Output every record word for word.

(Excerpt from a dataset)

◆ ◆ ◆

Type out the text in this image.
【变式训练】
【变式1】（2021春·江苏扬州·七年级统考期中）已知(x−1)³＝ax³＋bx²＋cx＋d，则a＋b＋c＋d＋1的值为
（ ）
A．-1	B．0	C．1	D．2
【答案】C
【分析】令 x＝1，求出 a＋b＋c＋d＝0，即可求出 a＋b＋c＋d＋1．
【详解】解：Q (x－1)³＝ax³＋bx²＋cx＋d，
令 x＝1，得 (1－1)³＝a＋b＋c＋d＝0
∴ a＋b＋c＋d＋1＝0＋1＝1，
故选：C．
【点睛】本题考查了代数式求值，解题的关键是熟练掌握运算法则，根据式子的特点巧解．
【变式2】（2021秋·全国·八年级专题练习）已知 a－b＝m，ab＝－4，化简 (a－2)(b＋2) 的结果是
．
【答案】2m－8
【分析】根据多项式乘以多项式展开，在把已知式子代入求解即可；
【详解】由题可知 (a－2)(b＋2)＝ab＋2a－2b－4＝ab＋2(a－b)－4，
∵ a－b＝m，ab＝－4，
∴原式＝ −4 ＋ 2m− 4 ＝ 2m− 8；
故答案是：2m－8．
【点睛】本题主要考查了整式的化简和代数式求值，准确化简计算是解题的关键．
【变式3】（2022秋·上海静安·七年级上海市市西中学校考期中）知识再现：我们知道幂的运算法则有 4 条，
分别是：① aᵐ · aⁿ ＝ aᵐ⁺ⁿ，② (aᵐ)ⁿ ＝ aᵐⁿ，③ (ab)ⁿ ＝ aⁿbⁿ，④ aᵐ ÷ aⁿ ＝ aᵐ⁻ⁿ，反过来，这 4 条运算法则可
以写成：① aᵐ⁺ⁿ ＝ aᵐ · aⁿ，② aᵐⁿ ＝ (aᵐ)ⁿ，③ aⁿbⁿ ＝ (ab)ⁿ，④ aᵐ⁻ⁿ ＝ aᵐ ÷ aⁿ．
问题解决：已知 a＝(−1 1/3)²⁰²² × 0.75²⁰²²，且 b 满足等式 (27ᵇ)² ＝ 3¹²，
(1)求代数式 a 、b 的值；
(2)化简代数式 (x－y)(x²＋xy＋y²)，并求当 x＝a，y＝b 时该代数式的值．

◆ ◆ ◆

** Finished task **
Type out the text in this image.
【变式训练】
【变式1】（2021春·江苏扬州·七年级统考期中）已知(x−1)³＝ax³＋bx²＋cx＋d，则a＋b＋c＋d＋1的值为
（ ）
A．-1	B．0	C．1	D．2
【答案】C
【分析】令 x＝1，求出 a＋b＋c＋d＝0，即可求出 a＋b＋c＋d＋1．
【详解】解：Q (x－1)³＝ax³＋bx²＋cx＋d，
令 x＝1，得 (1－1)³＝a＋b＋c＋d＝0
∴ a＋b＋c＋d＋1＝0＋1＝1，
故选：C．
【点睛】本题考查了代数式求值，解题的关键是熟练掌握运算法则，根据式子的特点巧解．
【变式2】（2021秋·全国·八年级专题练习）已知 a－b＝m，ab＝－4，化简 (a－2)(b＋2) 的结果是
．
【答案】2m－8
【分析】根据多项式乘以多项式展开，在把已知式子代入求解即可；
【详解】由题可知 (a－2)(b＋2)＝ab＋2a－2b－4＝ab＋2(a－b)－4，
∵ a－b＝m，ab＝－4，
∴原式＝ −4 ＋ 2m− 4 ＝ 2m− 8；
故答案是：2m－8．
【点睛】本题主要考查了整式的化简和代数式求值，准确化简计算是解题的关键．
【变式3】（2022秋·上海静安·七年级上海市市西中学校考期中）知识再现：我们知道幂的运算法则有 4 条，
分别是：① aᵐ · aⁿ ＝ aᵐ⁺ⁿ，② (aᵐ)ⁿ ＝ aᵐⁿ，③ (ab)ⁿ ＝ aⁿbⁿ，④ aᵐ ÷ aⁿ ＝ aᵐ⁻ⁿ，反过来，这 4 条运算法则可
以写成：① aᵐ⁺ⁿ ＝ aᵐ · aⁿ，② aᵐⁿ ＝ (aᵐ)ⁿ，③ aⁿbⁿ ＝ (ab)ⁿ，④ aᵐ⁻ⁿ ＝ aᵐ ÷ aⁿ．
问题解决：已知 a＝(−1 1/3)²⁰²² × 0.75²⁰²²，且 b 满足等式 (27ᵇ)² ＝ 3¹²，
(1)求代数式 a 、b 的值；
(2)化简代数式 (x－y)(x²＋xy＋y²)，并求当 x＝a，y＝b 时该代数式的值．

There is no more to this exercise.